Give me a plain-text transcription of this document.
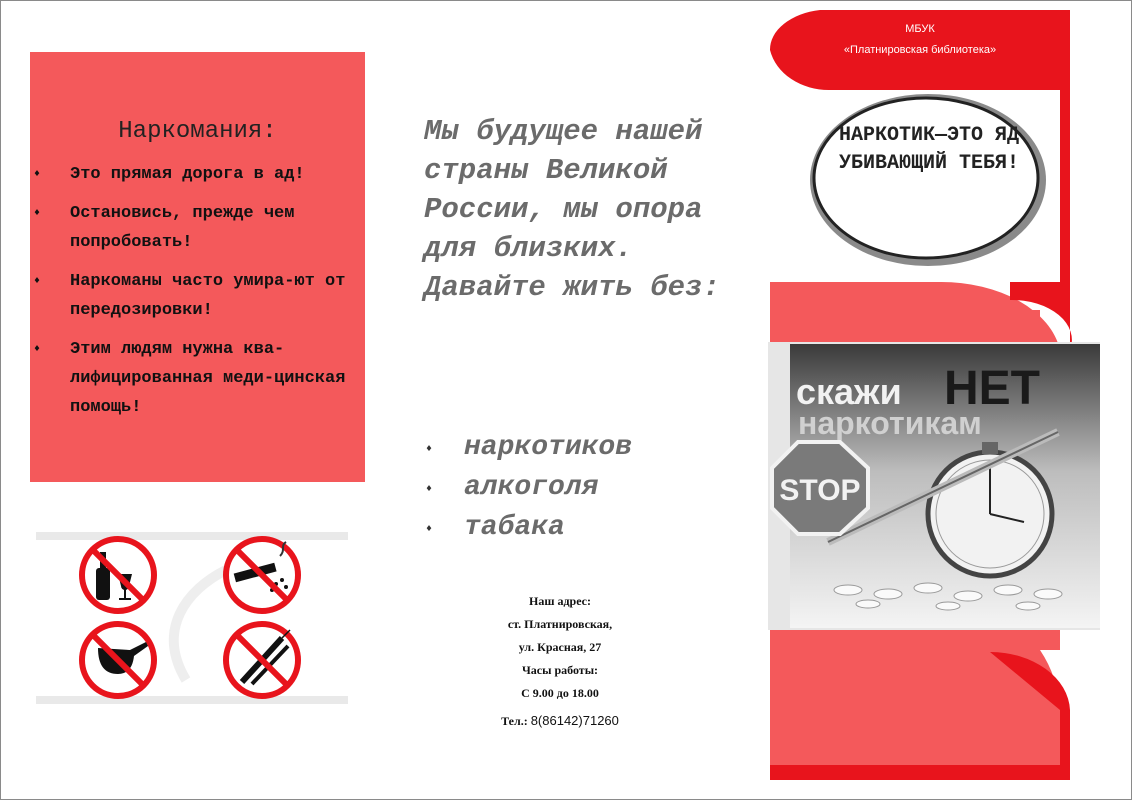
Наркомания:
♦ Это прямая дорога в ад!
♦ Остановись, прежде чем попробовать!
♦ Наркоманы часто умира-ют от передозировки!
♦ Этим людям нужна ква-лифицированная меди-цинская помощь!
Мы будущее нашей страны Великой России, мы опора для близких. Давайте жить без:
♦ наркотиков
♦ алкоголя
♦ табака
Наш адрес:
ст. Платнировская,
ул. Красная, 27
Часы работы:
С 9.00 до 18.00
Тел.: 8(86142)71260
МБУК
«Платнировская библиотека»
НАРКОТИК—ЭТО ЯД УБИВАЮЩИЙ ТЕБЯ!
скажи НЕТ
наркотикам
STOP
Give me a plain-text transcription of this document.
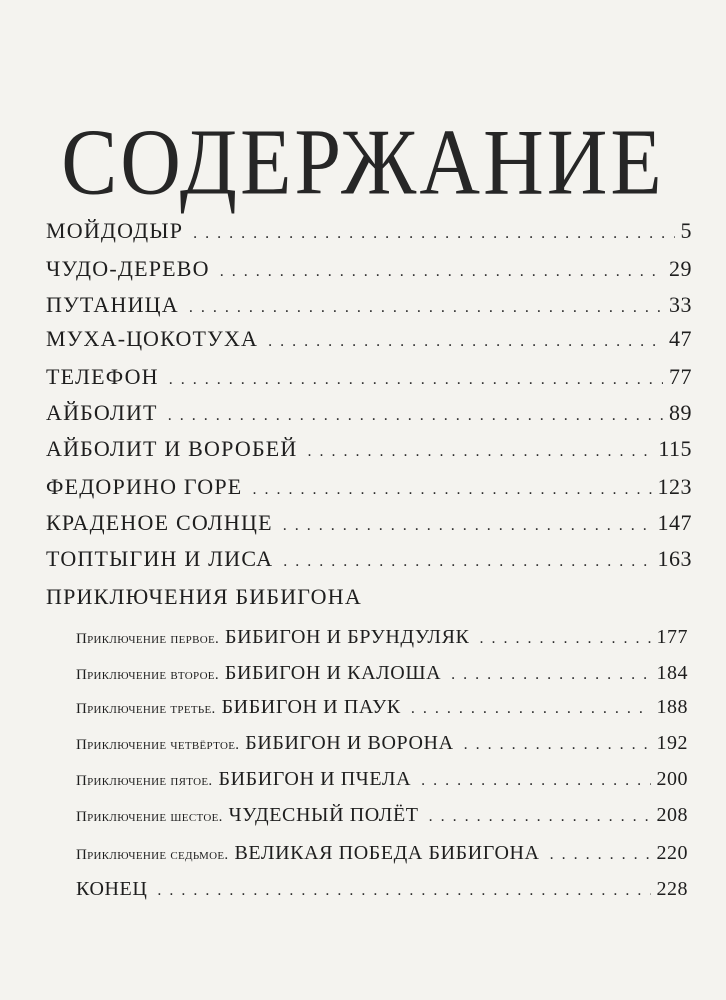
СОДЕРЖАНИЕ
МОЙДОДЫР . . .	5
ЧУДО-ДЕРЕВО . . .	29
ПУТАНИЦА . . .	33
МУХА-ЦОКОТУХА . . .	47
ТЕЛЕФОН . . .	77
АЙБОЛИТ . . .	89
АЙБОЛИТ И ВОРОБЕЙ . . .	115
ФЕДОРИНО ГОРЕ . . .	123
КРАДЕНОЕ СОЛНЦЕ . . .	147
ТОПТЫГИН И ЛИСА . . .	163
ПРИКЛЮЧЕНИЯ БИБИГОНА
Приключение первое. БИБИГОН И БРУНДУЛЯК . . .	177
Приключение второе. БИБИГОН И КАЛОША . . .	184
Приключение третье. БИБИГОН И ПАУК . . .	188
Приключение четвёртое. БИБИГОН И ВОРОНА . . .	192
Приключение пятое. БИБИГОН И ПЧЕЛА . . .	200
Приключение шестое. ЧУДЕСНЫЙ ПОЛЁТ . . .	208
Приключение седьмое. ВЕЛИКАЯ ПОБЕДА БИБИГОНА . . .	220
КОНЕЦ . . .	228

GOAL: Read the data above and count the lines that include "БИБИГОНА". Answer only with the count.

COMPLETE RESPONSE: 2